(Data records)
▼

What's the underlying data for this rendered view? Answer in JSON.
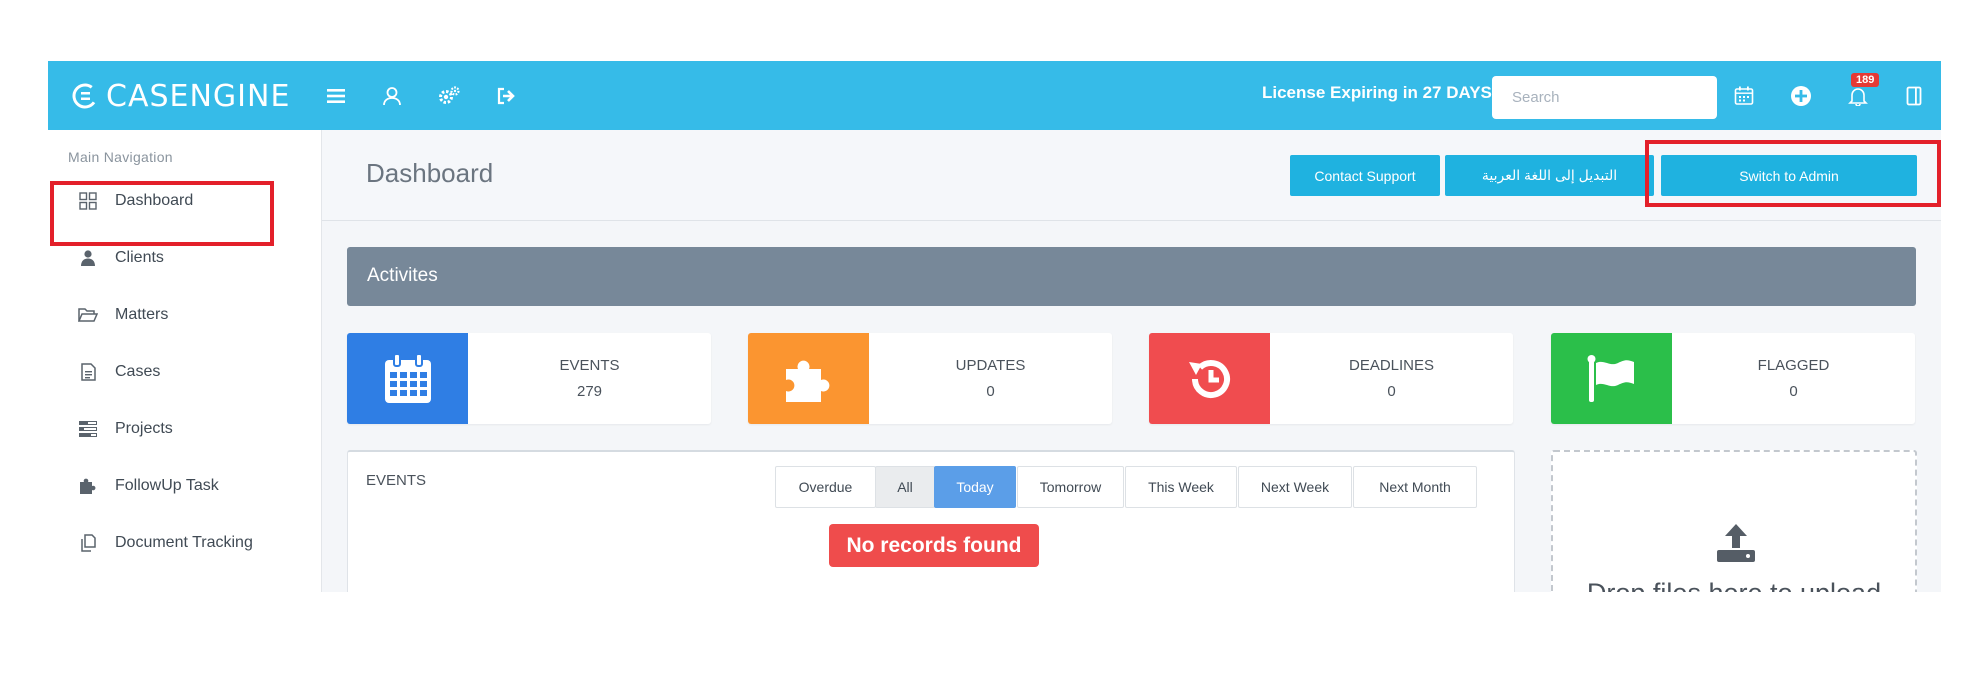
{
  "app": {
    "logo_text": "CASENGINE"
  },
  "topbar": {
    "license_text": "License Expiring in 27 DAYS",
    "search_placeholder": "Search",
    "notification_count": "189",
    "icons": [
      "menu-icon",
      "user-icon",
      "settings-icon",
      "logout-icon",
      "calendar-icon",
      "add-icon",
      "bell-icon",
      "panel-icon"
    ]
  },
  "sidebar": {
    "heading": "Main Navigation",
    "items": [
      {
        "label": "Dashboard",
        "icon": "grid-icon"
      },
      {
        "label": "Clients",
        "icon": "person-icon"
      },
      {
        "label": "Matters",
        "icon": "folder-open-icon"
      },
      {
        "label": "Cases",
        "icon": "file-text-icon"
      },
      {
        "label": "Projects",
        "icon": "tasks-icon"
      },
      {
        "label": "FollowUp Task",
        "icon": "puzzle-icon"
      },
      {
        "label": "Document Tracking",
        "icon": "copy-icon"
      }
    ]
  },
  "header": {
    "title": "Dashboard",
    "buttons": {
      "contact_support": "Contact Support",
      "arabic": "التبديل إلى اللغة العربية",
      "switch_admin": "Switch to Admin"
    }
  },
  "activities": {
    "title": "Activites",
    "stats": [
      {
        "label": "EVENTS",
        "value": "279",
        "color": "#2f7ee4",
        "icon": "calendar-icon"
      },
      {
        "label": "UPDATES",
        "value": "0",
        "color": "#fb9530",
        "icon": "puzzle-icon"
      },
      {
        "label": "DEADLINES",
        "value": "0",
        "color": "#f04c4f",
        "icon": "history-icon"
      },
      {
        "label": "FLAGGED",
        "value": "0",
        "color": "#2bbf4a",
        "icon": "flag-icon"
      }
    ]
  },
  "events": {
    "title": "EVENTS",
    "filters": [
      "Overdue",
      "All",
      "Today",
      "Tomorrow",
      "This Week",
      "Next Week",
      "Next Month"
    ],
    "active_filter": "Today",
    "empty_message": "No records found"
  },
  "upload": {
    "text": "Drop files here to upload"
  },
  "colors": {
    "topbar": "#36bbe8",
    "button": "#1fb2e0",
    "highlight": "#e3202a",
    "activities_header": "#778899"
  }
}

▲

- [Required task] Replicate the material above verbatim; images stay out of the copy.

- [Task response]
What's the underlying data for this rendered view? Answer in JSON.
{
  "app": {
    "logo_text": "CASENGINE"
  },
  "topbar": {
    "license_text": "License Expiring in 27 DAYS",
    "search_placeholder": "Search",
    "notification_count": "189",
    "icons": [
      "menu-icon",
      "user-icon",
      "settings-icon",
      "logout-icon",
      "calendar-icon",
      "add-icon",
      "bell-icon",
      "panel-icon"
    ]
  },
  "sidebar": {
    "heading": "Main Navigation",
    "items": [
      {
        "label": "Dashboard",
        "icon": "grid-icon"
      },
      {
        "label": "Clients",
        "icon": "person-icon"
      },
      {
        "label": "Matters",
        "icon": "folder-open-icon"
      },
      {
        "label": "Cases",
        "icon": "file-text-icon"
      },
      {
        "label": "Projects",
        "icon": "tasks-icon"
      },
      {
        "label": "FollowUp Task",
        "icon": "puzzle-icon"
      },
      {
        "label": "Document Tracking",
        "icon": "copy-icon"
      }
    ]
  },
  "header": {
    "title": "Dashboard",
    "buttons": {
      "contact_support": "Contact Support",
      "arabic": "التبديل إلى اللغة العربية",
      "switch_admin": "Switch to Admin"
    }
  },
  "activities": {
    "title": "Activites",
    "stats": [
      {
        "label": "EVENTS",
        "value": "279",
        "color": "#2f7ee4",
        "icon": "calendar-icon"
      },
      {
        "label": "UPDATES",
        "value": "0",
        "color": "#fb9530",
        "icon": "puzzle-icon"
      },
      {
        "label": "DEADLINES",
        "value": "0",
        "color": "#f04c4f",
        "icon": "history-icon"
      },
      {
        "label": "FLAGGED",
        "value": "0",
        "color": "#2bbf4a",
        "icon": "flag-icon"
      }
    ]
  },
  "events": {
    "title": "EVENTS",
    "filters": [
      "Overdue",
      "All",
      "Today",
      "Tomorrow",
      "This Week",
      "Next Week",
      "Next Month"
    ],
    "active_filter": "Today",
    "empty_message": "No records found"
  },
  "upload": {
    "text": "Drop files here to upload"
  },
  "colors": {
    "topbar": "#36bbe8",
    "button": "#1fb2e0",
    "highlight": "#e3202a",
    "activities_header": "#778899"
  }
}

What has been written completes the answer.